(STATED TASK)
Restate the data word for word and leave the images out.

[Saved entries]
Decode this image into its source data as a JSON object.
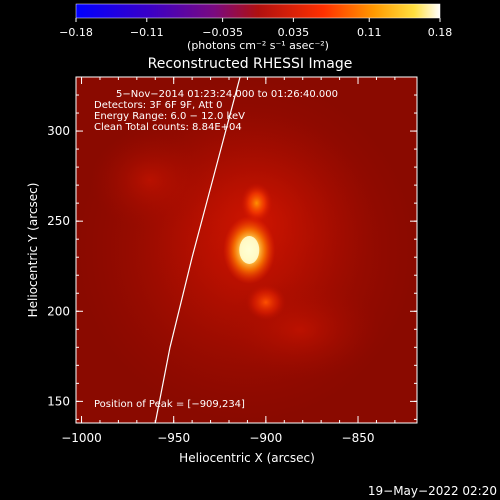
{
  "colorbar": {
    "ticks": [
      -0.18,
      -0.11,
      -0.035,
      0.035,
      0.11,
      0.18
    ],
    "tick_labels": [
      "−0.18",
      "−0.11",
      "−0.035",
      "0.035",
      "0.11",
      "0.18"
    ],
    "unit_label": "(photons cm⁻² s⁻¹ asec⁻²)",
    "range": [
      -0.18,
      0.18
    ]
  },
  "chart_data": {
    "type": "heatmap",
    "title": "Reconstructed RHESSI Image",
    "xlabel": "Heliocentric X (arcsec)",
    "ylabel": "Heliocentric Y (arcsec)",
    "xlim": [
      -1003,
      -818
    ],
    "ylim": [
      138,
      330
    ],
    "xticks": [
      -1000,
      -950,
      -900,
      -850
    ],
    "xtick_labels": [
      "−1000",
      "−950",
      "−900",
      "−850"
    ],
    "yticks": [
      150,
      200,
      250,
      300
    ],
    "ytick_labels": [
      "150",
      "200",
      "250",
      "300"
    ],
    "annotations": [
      "5−Nov−2014 01:23:24.000 to 01:26:40.000",
      "Detectors: 3F 6F 9F, Att 0",
      "Energy Range: 6.0 − 12.0 keV",
      "Clean    Total counts: 8.84E+04"
    ],
    "peak_label": "Position of Peak = [−909,234]",
    "peak": [
      -909,
      234
    ],
    "sources": [
      {
        "x": -909,
        "y": 234,
        "value": 0.18
      },
      {
        "x": -905,
        "y": 260,
        "value": 0.11
      },
      {
        "x": -900,
        "y": 205,
        "value": 0.09
      }
    ],
    "limb_curve": [
      [
        -960,
        138
      ],
      [
        -952,
        180
      ],
      [
        -940,
        230
      ],
      [
        -927,
        280
      ],
      [
        -914,
        330
      ]
    ]
  },
  "footer": {
    "date": "19−May−2022 02:20"
  }
}
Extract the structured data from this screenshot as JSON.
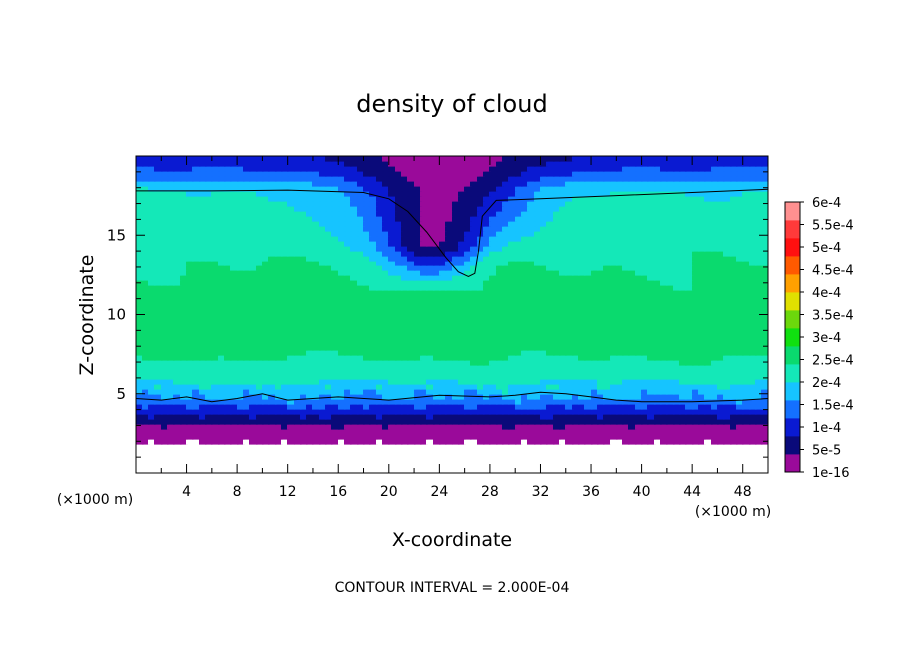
{
  "chart_data": {
    "type": "heatmap",
    "title": "density of cloud",
    "xlabel": "X-coordinate",
    "ylabel": "Z-coordinate",
    "x_unit_label": "(×1000 m)",
    "y_unit_label": "(×1000 m)",
    "footer": "CONTOUR INTERVAL = 2.000E-04",
    "xlim": [
      0,
      50
    ],
    "ylim": [
      0,
      20
    ],
    "x_ticks": [
      4,
      8,
      12,
      16,
      20,
      24,
      28,
      32,
      36,
      40,
      44,
      48
    ],
    "y_ticks": [
      5,
      10,
      15
    ],
    "colorbar": {
      "labels": [
        "6e-4",
        "5.5e-4",
        "5e-4",
        "4.5e-4",
        "4e-4",
        "3.5e-4",
        "3e-4",
        "2.5e-4",
        "2e-4",
        "1.5e-4",
        "1e-4",
        "5e-5",
        "1e-16"
      ],
      "colors": [
        "#9a0a9a",
        "#0a0a7a",
        "#0a1ad2",
        "#1470ff",
        "#16c4ff",
        "#14e8b8",
        "#0ada6e",
        "#10e010",
        "#6cd80c",
        "#e0e000",
        "#ffa000",
        "#ff5a00",
        "#ff1010",
        "#ff3a3a",
        "#ff9090"
      ]
    },
    "cloud_profile": {
      "z": [
        0.0,
        1.8,
        2.4,
        3.2,
        4.0,
        4.7,
        6.0,
        8.0,
        10.0,
        13.0,
        15.5,
        17.0,
        17.9,
        18.8,
        20.0
      ],
      "density": [
        0.0,
        0.0,
        5e-06,
        5e-05,
        0.0001,
        0.000155,
        0.00021,
        0.000255,
        0.00026,
        0.00024,
        0.00022,
        0.00021,
        0.0002,
        0.00014,
        9e-05
      ]
    },
    "hole": {
      "x_center": 24.5,
      "z_bottom": 12.4
    },
    "contours": [
      {
        "level": 0.0002,
        "upper_x": [
          0,
          6,
          12,
          18,
          20,
          21.5,
          23,
          24.5,
          25.5,
          26.3,
          26.8,
          27.1,
          27.4,
          28.5,
          32,
          38,
          44,
          50
        ],
        "upper_z": [
          17.8,
          17.8,
          17.85,
          17.7,
          17.3,
          16.5,
          15.2,
          13.6,
          12.7,
          12.4,
          12.6,
          14.0,
          16.2,
          17.2,
          17.3,
          17.5,
          17.7,
          17.9
        ],
        "lower_x": [
          0,
          2,
          4,
          6,
          8,
          10,
          12,
          16,
          20,
          24,
          28,
          30,
          32,
          34,
          36,
          38,
          40,
          44,
          48,
          50
        ],
        "lower_z": [
          4.7,
          4.6,
          4.8,
          4.5,
          4.7,
          5.0,
          4.6,
          4.8,
          4.6,
          4.9,
          4.8,
          4.9,
          5.1,
          5.0,
          4.8,
          4.6,
          4.5,
          4.5,
          4.6,
          4.7
        ]
      }
    ]
  }
}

(EXERCISE SOLUTION)
Decode this image into its source data as a JSON object.
{
  "colorbar": {
    "ticks": [
      -0.18,
      -0.11,
      -0.035,
      0.035,
      0.11,
      0.18
    ],
    "tick_labels": [
      "−0.18",
      "−0.11",
      "−0.035",
      "0.035",
      "0.11",
      "0.18"
    ],
    "unit_label": "(photons cm⁻² s⁻¹ asec⁻²)",
    "range": [
      -0.18,
      0.18
    ]
  },
  "chart_data": {
    "type": "heatmap",
    "title": "Reconstructed RHESSI Image",
    "xlabel": "Heliocentric X (arcsec)",
    "ylabel": "Heliocentric Y (arcsec)",
    "xlim": [
      -1003,
      -818
    ],
    "ylim": [
      138,
      330
    ],
    "xticks": [
      -1000,
      -950,
      -900,
      -850
    ],
    "xtick_labels": [
      "−1000",
      "−950",
      "−900",
      "−850"
    ],
    "yticks": [
      150,
      200,
      250,
      300
    ],
    "ytick_labels": [
      "150",
      "200",
      "250",
      "300"
    ],
    "annotations": [
      "5−Nov−2014 01:23:24.000 to 01:26:40.000",
      "Detectors: 3F 6F 9F, Att 0",
      "Energy Range: 6.0 − 12.0 keV",
      "Clean    Total counts: 8.84E+04"
    ],
    "peak_label": "Position of Peak = [−909,234]",
    "peak": [
      -909,
      234
    ],
    "sources": [
      {
        "x": -909,
        "y": 234,
        "value": 0.18
      },
      {
        "x": -905,
        "y": 260,
        "value": 0.11
      },
      {
        "x": -900,
        "y": 205,
        "value": 0.09
      }
    ],
    "limb_curve": [
      [
        -960,
        138
      ],
      [
        -952,
        180
      ],
      [
        -940,
        230
      ],
      [
        -927,
        280
      ],
      [
        -914,
        330
      ]
    ]
  },
  "footer": {
    "date": "19−May−2022 02:20"
  }
}
Extract the structured data from this screenshot as JSON.
{
  "chart_data": {
    "type": "heatmap",
    "title": "density of cloud",
    "xlabel": "X-coordinate",
    "ylabel": "Z-coordinate",
    "x_unit_label": "(×1000 m)",
    "y_unit_label": "(×1000 m)",
    "footer": "CONTOUR INTERVAL = 2.000E-04",
    "xlim": [
      0,
      50
    ],
    "ylim": [
      0,
      20
    ],
    "x_ticks": [
      4,
      8,
      12,
      16,
      20,
      24,
      28,
      32,
      36,
      40,
      44,
      48
    ],
    "y_ticks": [
      5,
      10,
      15
    ],
    "colorbar": {
      "labels": [
        "6e-4",
        "5.5e-4",
        "5e-4",
        "4.5e-4",
        "4e-4",
        "3.5e-4",
        "3e-4",
        "2.5e-4",
        "2e-4",
        "1.5e-4",
        "1e-4",
        "5e-5",
        "1e-16"
      ],
      "colors": [
        "#9a0a9a",
        "#0a0a7a",
        "#0a1ad2",
        "#1470ff",
        "#16c4ff",
        "#14e8b8",
        "#0ada6e",
        "#10e010",
        "#6cd80c",
        "#e0e000",
        "#ffa000",
        "#ff5a00",
        "#ff1010",
        "#ff3a3a",
        "#ff9090"
      ]
    },
    "cloud_profile": {
      "z": [
        0.0,
        1.8,
        2.4,
        3.2,
        4.0,
        4.7,
        6.0,
        8.0,
        10.0,
        13.0,
        15.5,
        17.0,
        17.9,
        18.8,
        20.0
      ],
      "density": [
        0.0,
        0.0,
        5e-06,
        5e-05,
        0.0001,
        0.000155,
        0.00021,
        0.000255,
        0.00026,
        0.00024,
        0.00022,
        0.00021,
        0.0002,
        0.00014,
        9e-05
      ]
    },
    "hole": {
      "x_center": 24.5,
      "z_bottom": 12.4
    },
    "contours": [
      {
        "level": 0.0002,
        "upper_x": [
          0,
          6,
          12,
          18,
          20,
          21.5,
          23,
          24.5,
          25.5,
          26.3,
          26.8,
          27.1,
          27.4,
          28.5,
          32,
          38,
          44,
          50
        ],
        "upper_z": [
          17.8,
          17.8,
          17.85,
          17.7,
          17.3,
          16.5,
          15.2,
          13.6,
          12.7,
          12.4,
          12.6,
          14.0,
          16.2,
          17.2,
          17.3,
          17.5,
          17.7,
          17.9
        ],
        "lower_x": [
          0,
          2,
          4,
          6,
          8,
          10,
          12,
          16,
          20,
          24,
          28,
          30,
          32,
          34,
          36,
          38,
          40,
          44,
          48,
          50
        ],
        "lower_z": [
          4.7,
          4.6,
          4.8,
          4.5,
          4.7,
          5.0,
          4.6,
          4.8,
          4.6,
          4.9,
          4.8,
          4.9,
          5.1,
          5.0,
          4.8,
          4.6,
          4.5,
          4.5,
          4.6,
          4.7
        ]
      }
    ]
  }
}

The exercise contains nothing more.